◆ **Dataset items**

■ ■ ■ ■ ■ ■ ■

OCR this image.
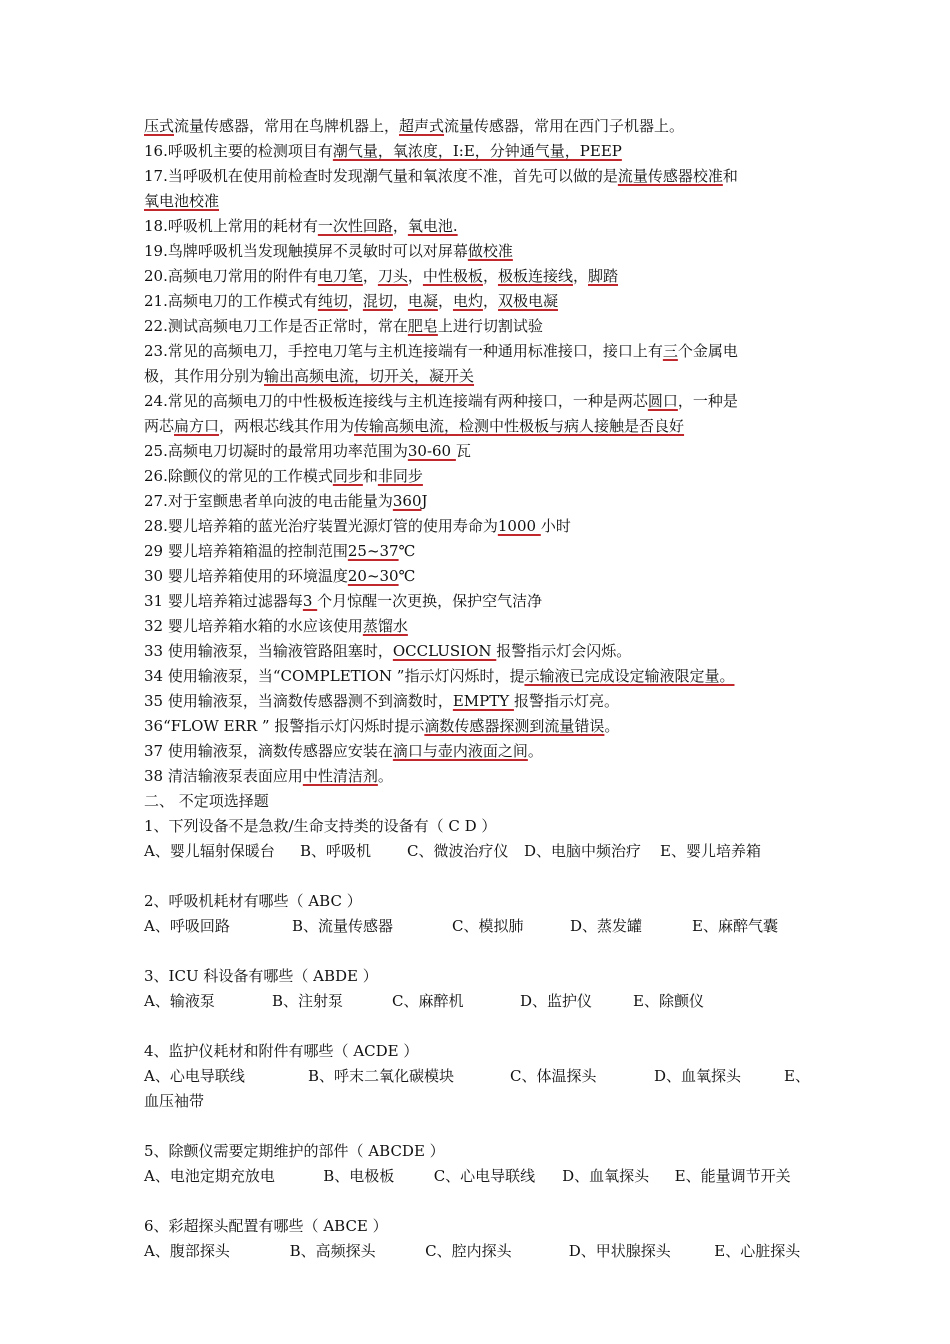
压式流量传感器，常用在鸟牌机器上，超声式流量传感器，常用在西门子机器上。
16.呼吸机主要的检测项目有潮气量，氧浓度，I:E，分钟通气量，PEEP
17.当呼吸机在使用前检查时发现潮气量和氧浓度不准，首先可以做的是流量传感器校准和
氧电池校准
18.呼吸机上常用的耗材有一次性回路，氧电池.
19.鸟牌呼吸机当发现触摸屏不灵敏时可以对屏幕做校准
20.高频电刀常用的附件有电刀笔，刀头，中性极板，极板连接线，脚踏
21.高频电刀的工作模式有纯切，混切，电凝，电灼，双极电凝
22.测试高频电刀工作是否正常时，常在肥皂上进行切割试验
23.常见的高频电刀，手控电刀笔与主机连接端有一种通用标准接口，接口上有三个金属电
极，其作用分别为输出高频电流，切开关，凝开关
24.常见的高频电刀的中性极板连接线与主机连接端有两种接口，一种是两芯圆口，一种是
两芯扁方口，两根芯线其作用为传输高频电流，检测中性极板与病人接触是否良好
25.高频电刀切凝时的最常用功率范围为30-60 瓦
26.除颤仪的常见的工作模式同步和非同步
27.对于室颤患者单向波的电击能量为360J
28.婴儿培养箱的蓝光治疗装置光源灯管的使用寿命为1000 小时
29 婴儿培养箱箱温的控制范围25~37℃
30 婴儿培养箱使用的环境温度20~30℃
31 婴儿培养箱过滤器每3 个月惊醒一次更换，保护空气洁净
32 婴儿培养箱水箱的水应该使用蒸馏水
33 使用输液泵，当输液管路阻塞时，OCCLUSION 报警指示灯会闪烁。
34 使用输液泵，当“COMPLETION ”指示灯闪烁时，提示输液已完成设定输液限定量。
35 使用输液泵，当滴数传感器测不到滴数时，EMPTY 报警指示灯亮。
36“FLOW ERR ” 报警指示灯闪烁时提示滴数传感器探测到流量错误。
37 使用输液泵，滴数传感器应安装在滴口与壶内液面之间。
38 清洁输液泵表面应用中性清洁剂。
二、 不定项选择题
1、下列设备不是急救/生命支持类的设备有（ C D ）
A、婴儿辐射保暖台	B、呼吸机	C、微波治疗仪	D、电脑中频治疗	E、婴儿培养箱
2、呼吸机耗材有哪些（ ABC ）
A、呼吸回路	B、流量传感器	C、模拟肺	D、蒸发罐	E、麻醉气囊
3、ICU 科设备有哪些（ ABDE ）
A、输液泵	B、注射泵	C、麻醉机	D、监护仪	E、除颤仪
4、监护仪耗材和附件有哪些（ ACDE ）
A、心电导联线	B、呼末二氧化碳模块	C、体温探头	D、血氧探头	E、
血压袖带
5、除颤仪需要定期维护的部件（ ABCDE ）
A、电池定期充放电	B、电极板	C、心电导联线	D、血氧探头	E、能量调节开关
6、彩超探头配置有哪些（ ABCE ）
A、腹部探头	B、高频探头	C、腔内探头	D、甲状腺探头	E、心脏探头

■ ■ ■ ■ ■ ■ ■

◆ **What to do**
Select and copy every line of the listing with the word "使用输液泵".

◆ **Full output**
33 使用输液泵，当输液管路阻塞时，OCCLUSION 报警指示灯会闪烁。
34 使用输液泵，当“COMPLETION ”指示灯闪烁时，提示输液已完成设定输液限定量。
35 使用输液泵，当滴数传感器测不到滴数时，EMPTY 报警指示灯亮。
37 使用输液泵，滴数传感器应安装在滴口与壶内液面之间。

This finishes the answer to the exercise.